Print every entry word for word, but omit the pictures.

> _GIVEN DATA_
::::

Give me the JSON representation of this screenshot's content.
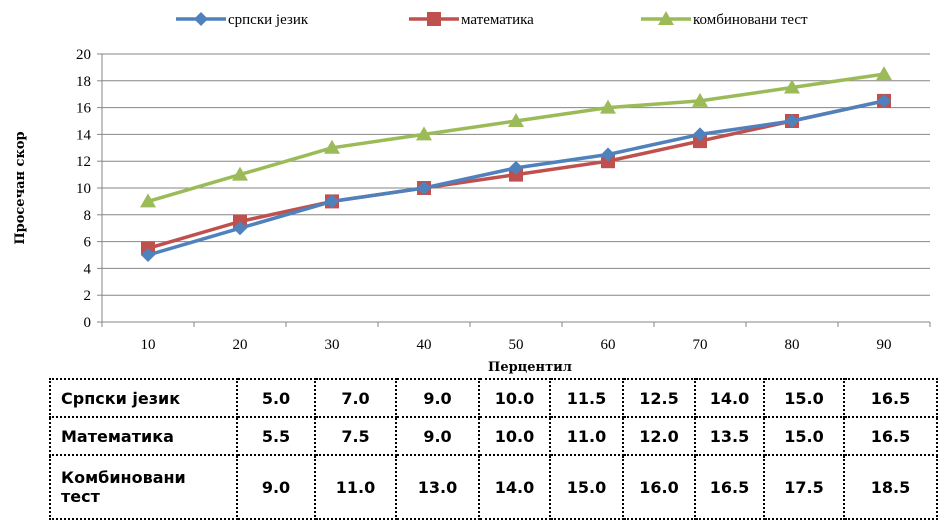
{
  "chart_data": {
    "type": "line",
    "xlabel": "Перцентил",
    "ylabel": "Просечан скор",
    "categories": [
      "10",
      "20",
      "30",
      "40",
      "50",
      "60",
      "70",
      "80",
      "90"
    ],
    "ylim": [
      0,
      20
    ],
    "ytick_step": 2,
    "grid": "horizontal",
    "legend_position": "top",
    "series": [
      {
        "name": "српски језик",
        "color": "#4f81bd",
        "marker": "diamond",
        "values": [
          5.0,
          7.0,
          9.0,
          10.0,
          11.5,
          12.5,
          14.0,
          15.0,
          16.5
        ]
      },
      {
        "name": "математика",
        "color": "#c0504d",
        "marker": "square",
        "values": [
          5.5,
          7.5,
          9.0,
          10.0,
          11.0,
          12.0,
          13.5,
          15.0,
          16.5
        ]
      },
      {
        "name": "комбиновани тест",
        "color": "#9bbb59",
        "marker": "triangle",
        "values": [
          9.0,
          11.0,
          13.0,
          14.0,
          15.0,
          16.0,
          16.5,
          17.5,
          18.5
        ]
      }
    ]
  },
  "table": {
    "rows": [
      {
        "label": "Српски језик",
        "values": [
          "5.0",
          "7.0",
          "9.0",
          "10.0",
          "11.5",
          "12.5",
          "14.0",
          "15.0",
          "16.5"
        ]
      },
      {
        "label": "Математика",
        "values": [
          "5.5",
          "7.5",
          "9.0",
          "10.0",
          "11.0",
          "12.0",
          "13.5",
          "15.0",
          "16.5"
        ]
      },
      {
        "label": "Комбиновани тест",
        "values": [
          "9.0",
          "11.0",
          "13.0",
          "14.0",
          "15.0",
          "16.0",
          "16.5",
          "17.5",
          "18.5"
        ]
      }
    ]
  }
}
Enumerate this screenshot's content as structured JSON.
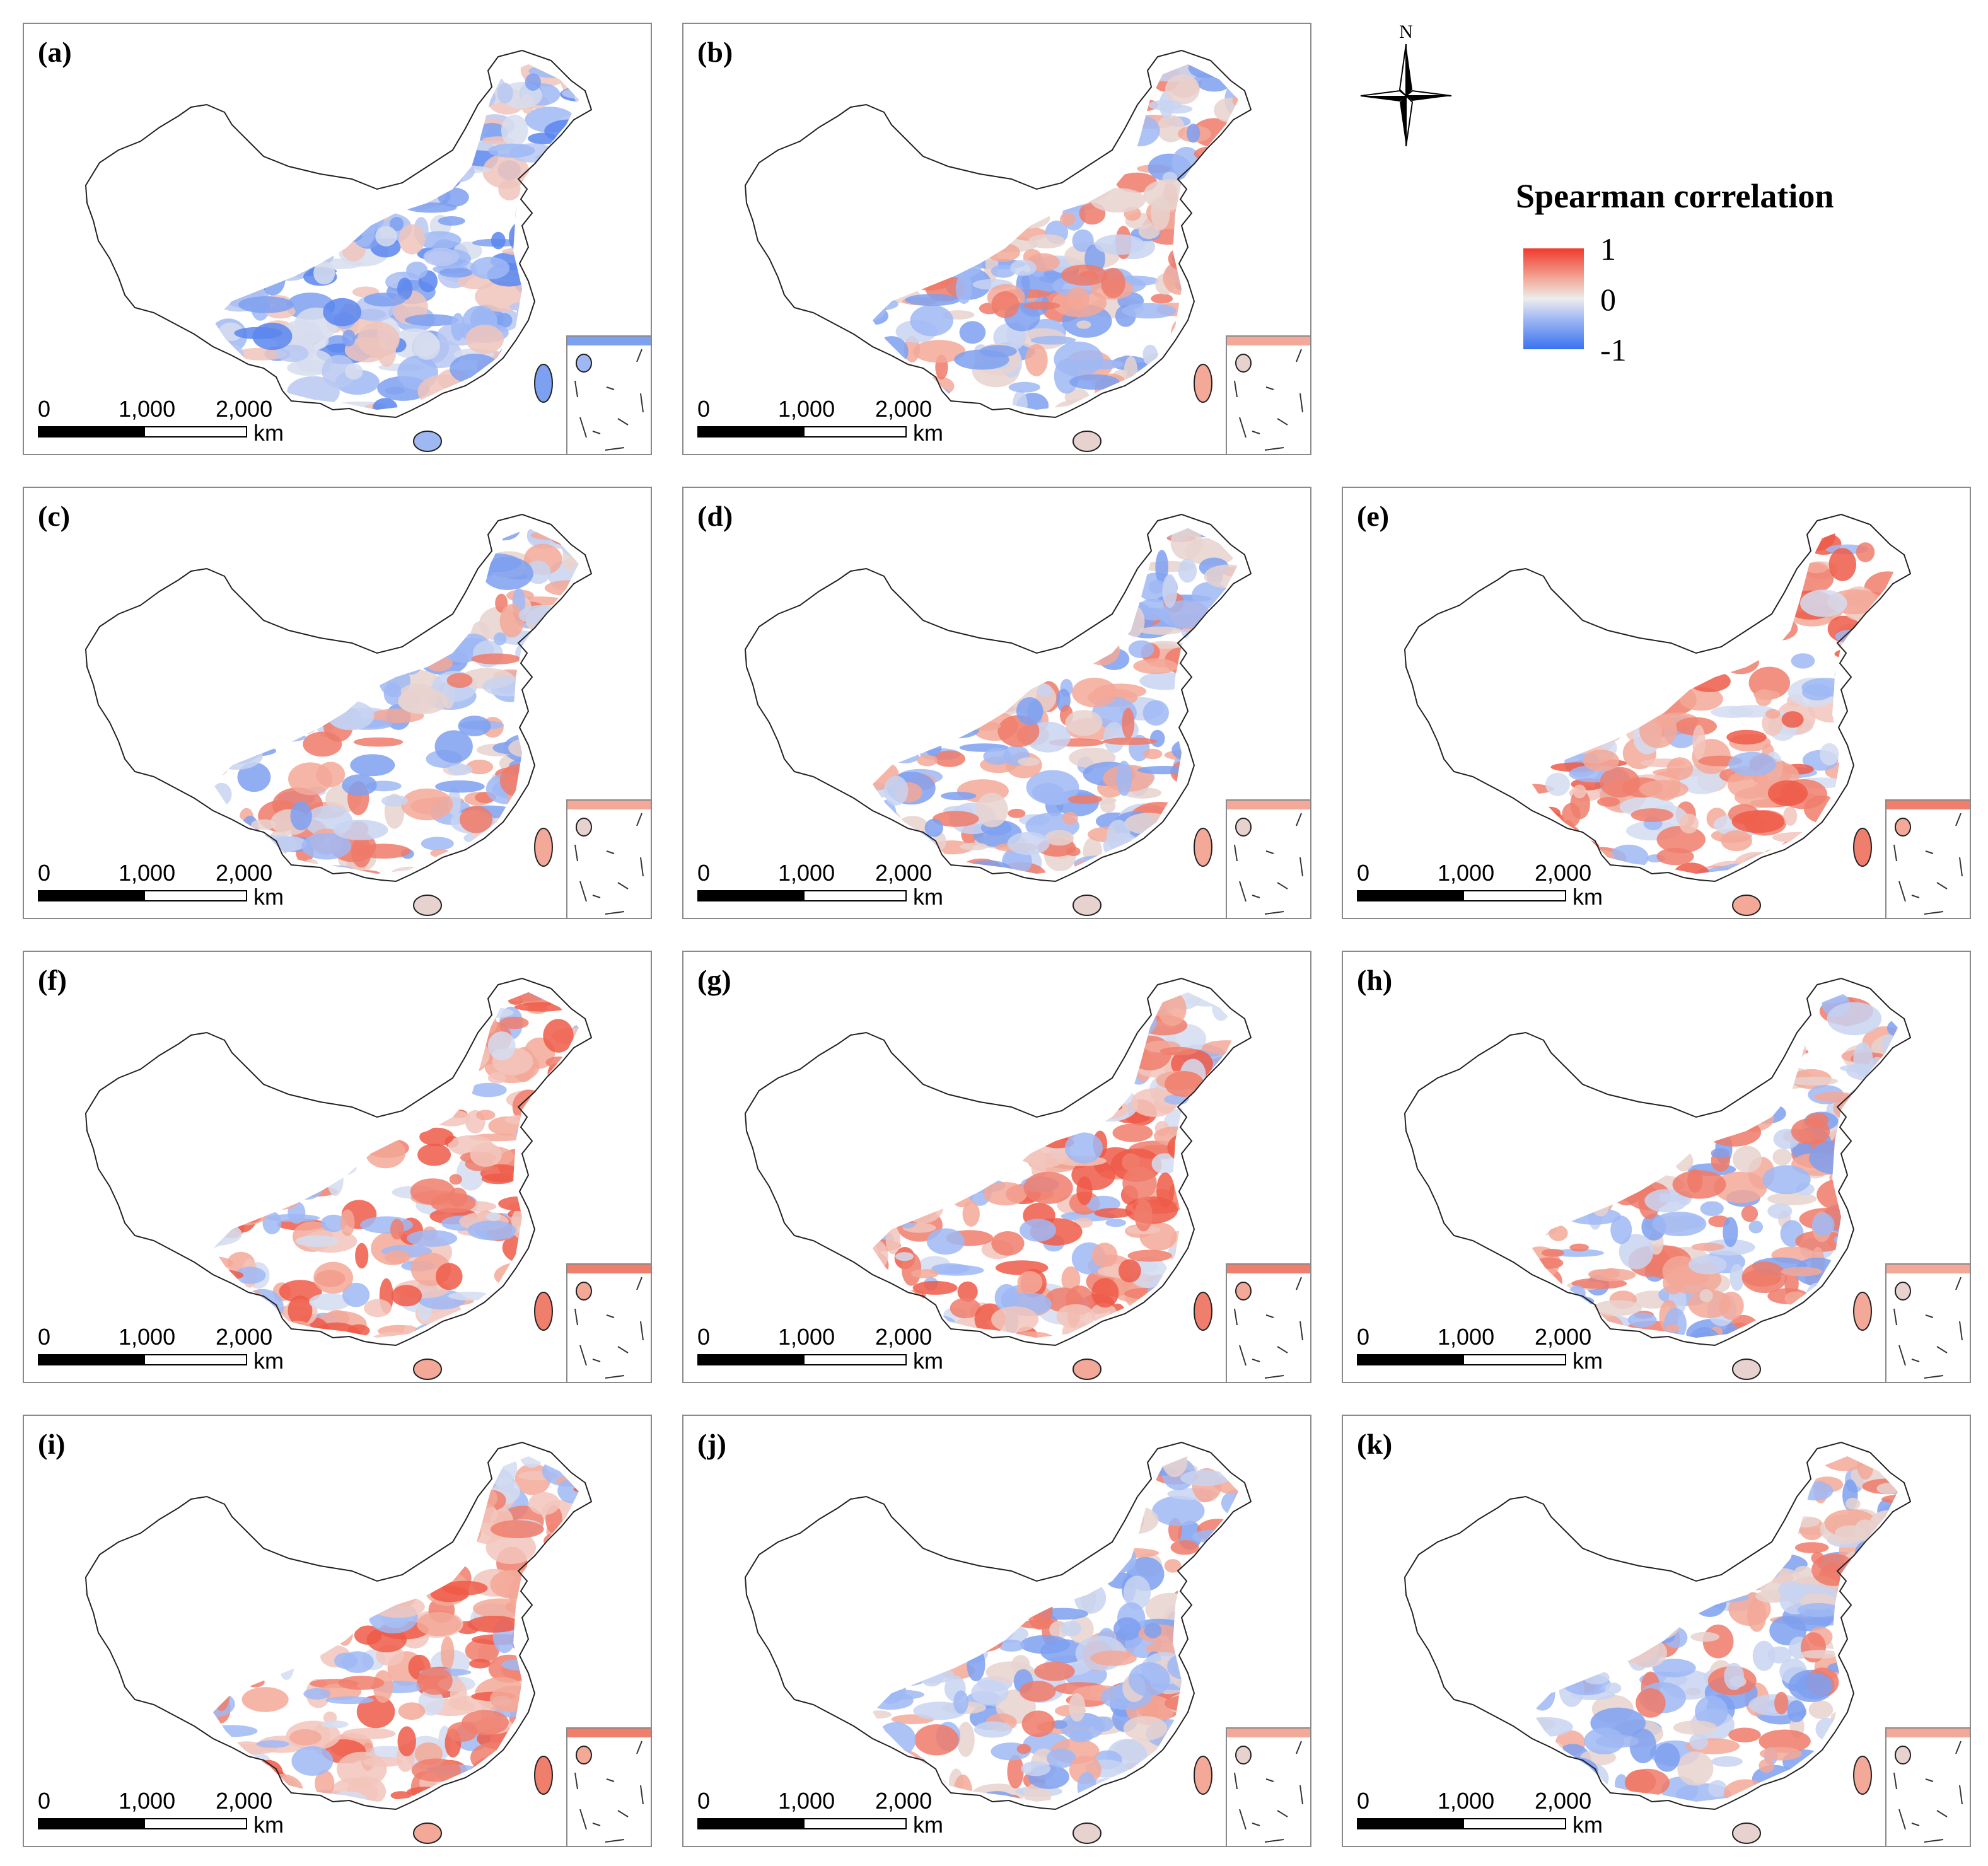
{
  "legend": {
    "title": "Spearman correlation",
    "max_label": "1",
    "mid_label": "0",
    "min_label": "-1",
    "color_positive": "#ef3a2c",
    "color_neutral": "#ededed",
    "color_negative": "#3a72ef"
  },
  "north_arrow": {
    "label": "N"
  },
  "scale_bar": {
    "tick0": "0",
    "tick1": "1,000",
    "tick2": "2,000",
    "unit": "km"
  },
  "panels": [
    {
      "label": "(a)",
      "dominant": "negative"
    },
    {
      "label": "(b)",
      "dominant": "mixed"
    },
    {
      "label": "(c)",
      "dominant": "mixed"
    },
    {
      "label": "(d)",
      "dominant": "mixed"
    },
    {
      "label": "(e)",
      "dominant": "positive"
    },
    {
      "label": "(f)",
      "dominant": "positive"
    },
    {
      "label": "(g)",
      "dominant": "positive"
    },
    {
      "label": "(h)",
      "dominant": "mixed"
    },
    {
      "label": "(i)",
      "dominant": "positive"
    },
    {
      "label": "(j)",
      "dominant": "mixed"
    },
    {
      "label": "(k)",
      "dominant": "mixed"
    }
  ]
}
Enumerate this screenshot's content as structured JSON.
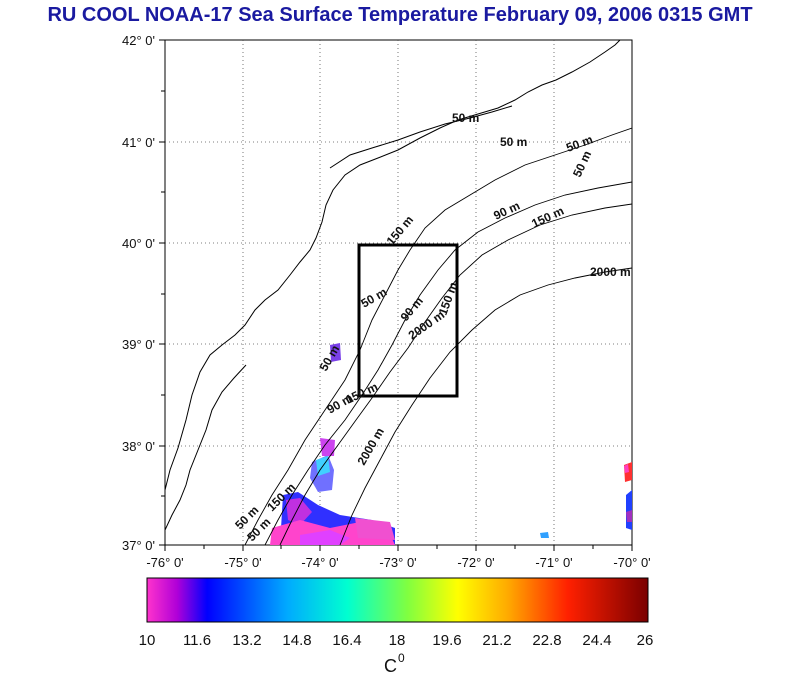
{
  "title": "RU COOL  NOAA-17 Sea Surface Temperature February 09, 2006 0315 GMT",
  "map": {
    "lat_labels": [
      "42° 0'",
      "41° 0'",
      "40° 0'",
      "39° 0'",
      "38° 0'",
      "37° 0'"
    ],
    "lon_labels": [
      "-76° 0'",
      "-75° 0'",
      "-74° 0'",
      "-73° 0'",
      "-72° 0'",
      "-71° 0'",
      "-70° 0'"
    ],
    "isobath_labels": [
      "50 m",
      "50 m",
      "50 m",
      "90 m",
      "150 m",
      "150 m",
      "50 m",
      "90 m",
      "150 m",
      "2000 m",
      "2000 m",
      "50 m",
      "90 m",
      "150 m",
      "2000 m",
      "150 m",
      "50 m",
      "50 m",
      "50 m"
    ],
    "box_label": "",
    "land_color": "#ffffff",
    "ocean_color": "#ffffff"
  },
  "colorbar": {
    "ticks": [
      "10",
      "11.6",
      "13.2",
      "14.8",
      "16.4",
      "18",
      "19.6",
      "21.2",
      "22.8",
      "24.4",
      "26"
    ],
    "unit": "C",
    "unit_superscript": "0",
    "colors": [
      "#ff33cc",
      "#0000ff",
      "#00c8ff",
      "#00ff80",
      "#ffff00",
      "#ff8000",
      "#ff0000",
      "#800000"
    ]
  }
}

::::

> _RESULT OF THE TASK_
Give me the JSON representation of this screenshot's content.
{
  "chart_data": {
    "type": "line",
    "xlabel": "Перцентил",
    "ylabel": "Просечан скор",
    "categories": [
      "10",
      "20",
      "30",
      "40",
      "50",
      "60",
      "70",
      "80",
      "90"
    ],
    "ylim": [
      0,
      20
    ],
    "ytick_step": 2,
    "grid": "horizontal",
    "legend_position": "top",
    "series": [
      {
        "name": "српски језик",
        "color": "#4f81bd",
        "marker": "diamond",
        "values": [
          5.0,
          7.0,
          9.0,
          10.0,
          11.5,
          12.5,
          14.0,
          15.0,
          16.5
        ]
      },
      {
        "name": "математика",
        "color": "#c0504d",
        "marker": "square",
        "values": [
          5.5,
          7.5,
          9.0,
          10.0,
          11.0,
          12.0,
          13.5,
          15.0,
          16.5
        ]
      },
      {
        "name": "комбиновани тест",
        "color": "#9bbb59",
        "marker": "triangle",
        "values": [
          9.0,
          11.0,
          13.0,
          14.0,
          15.0,
          16.0,
          16.5,
          17.5,
          18.5
        ]
      }
    ]
  },
  "table": {
    "rows": [
      {
        "label": "Српски језик",
        "values": [
          "5.0",
          "7.0",
          "9.0",
          "10.0",
          "11.5",
          "12.5",
          "14.0",
          "15.0",
          "16.5"
        ]
      },
      {
        "label": "Математика",
        "values": [
          "5.5",
          "7.5",
          "9.0",
          "10.0",
          "11.0",
          "12.0",
          "13.5",
          "15.0",
          "16.5"
        ]
      },
      {
        "label": "Комбиновани тест",
        "values": [
          "9.0",
          "11.0",
          "13.0",
          "14.0",
          "15.0",
          "16.0",
          "16.5",
          "17.5",
          "18.5"
        ]
      }
    ]
  }
}
Enumerate this screenshot's content as structured JSON.
{
  "legend": {
    "title": "Spearman correlation",
    "max_label": "1",
    "mid_label": "0",
    "min_label": "-1",
    "color_positive": "#ef3a2c",
    "color_neutral": "#ededed",
    "color_negative": "#3a72ef"
  },
  "north_arrow": {
    "label": "N"
  },
  "scale_bar": {
    "tick0": "0",
    "tick1": "1,000",
    "tick2": "2,000",
    "unit": "km"
  },
  "panels": [
    {
      "label": "(a)",
      "dominant": "negative"
    },
    {
      "label": "(b)",
      "dominant": "mixed"
    },
    {
      "label": "(c)",
      "dominant": "mixed"
    },
    {
      "label": "(d)",
      "dominant": "mixed"
    },
    {
      "label": "(e)",
      "dominant": "positive"
    },
    {
      "label": "(f)",
      "dominant": "positive"
    },
    {
      "label": "(g)",
      "dominant": "positive"
    },
    {
      "label": "(h)",
      "dominant": "mixed"
    },
    {
      "label": "(i)",
      "dominant": "positive"
    },
    {
      "label": "(j)",
      "dominant": "mixed"
    },
    {
      "label": "(k)",
      "dominant": "mixed"
    }
  ]
}
Enumerate this screenshot's content as structured JSON.
{
  "title": "RU COOL  NOAA-17 Sea Surface Temperature February 09, 2006 0315 GMT",
  "map": {
    "lat_labels": [
      "42° 0'",
      "41° 0'",
      "40° 0'",
      "39° 0'",
      "38° 0'",
      "37° 0'"
    ],
    "lon_labels": [
      "-76° 0'",
      "-75° 0'",
      "-74° 0'",
      "-73° 0'",
      "-72° 0'",
      "-71° 0'",
      "-70° 0'"
    ],
    "isobath_labels": [
      "50 m",
      "50 m",
      "50 m",
      "90 m",
      "150 m",
      "150 m",
      "50 m",
      "90 m",
      "150 m",
      "2000 m",
      "2000 m",
      "50 m",
      "90 m",
      "150 m",
      "2000 m",
      "150 m",
      "50 m",
      "50 m",
      "50 m"
    ],
    "box_label": "",
    "land_color": "#ffffff",
    "ocean_color": "#ffffff"
  },
  "colorbar": {
    "ticks": [
      "10",
      "11.6",
      "13.2",
      "14.8",
      "16.4",
      "18",
      "19.6",
      "21.2",
      "22.8",
      "24.4",
      "26"
    ],
    "unit": "C",
    "unit_superscript": "0",
    "colors": [
      "#ff33cc",
      "#0000ff",
      "#00c8ff",
      "#00ff80",
      "#ffff00",
      "#ff8000",
      "#ff0000",
      "#800000"
    ]
  }
}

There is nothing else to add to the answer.